▶ EXERCISE DETAILS
Find how many lines in the material contain "分红派息"; your answer should be that number alone.
^^^^
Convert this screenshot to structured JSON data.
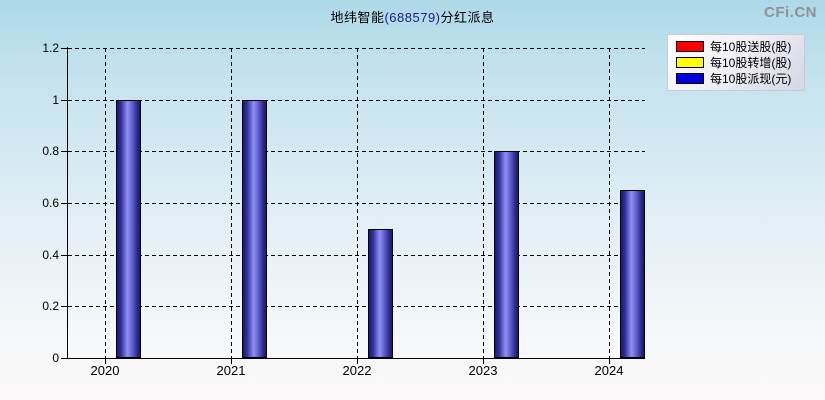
{
  "header": {
    "title_company": "地纬智能",
    "title_code": "(688579)",
    "title_suffix": "分红派息",
    "logo": "CFi.CN"
  },
  "legend": {
    "items": [
      {
        "label": "每10股送股(股)",
        "color": "#ff0000"
      },
      {
        "label": "每10股转增(股)",
        "color": "#ffff00"
      },
      {
        "label": "每10股派现(元)",
        "color": "#0000dd"
      }
    ]
  },
  "chart_data": {
    "type": "bar",
    "title": "地纬智能(688579)分红派息",
    "categories": [
      "2020",
      "2021",
      "2022",
      "2023",
      "2024"
    ],
    "series": [
      {
        "name": "每10股送股(股)",
        "color": "#ff0000",
        "values": [
          0,
          0,
          0,
          0,
          0
        ]
      },
      {
        "name": "每10股转增(股)",
        "color": "#ffff00",
        "values": [
          0,
          0,
          0,
          0,
          0
        ]
      },
      {
        "name": "每10股派现(元)",
        "color": "#0000dd",
        "values": [
          1.0,
          1.0,
          0.5,
          0.8,
          0.65
        ]
      }
    ],
    "xlabel": "",
    "ylabel": "",
    "ylim": [
      0,
      1.2
    ],
    "yticks": [
      0,
      0.2,
      0.4,
      0.6,
      0.8,
      1,
      1.2
    ],
    "ytick_labels": [
      "0",
      "0.2",
      "0.4",
      "0.6",
      "0.8",
      "1",
      "1.2"
    ],
    "grid": "dashed",
    "legend_position": "top-right"
  }
}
^^^^
▶ CORRECT OUTPUT
2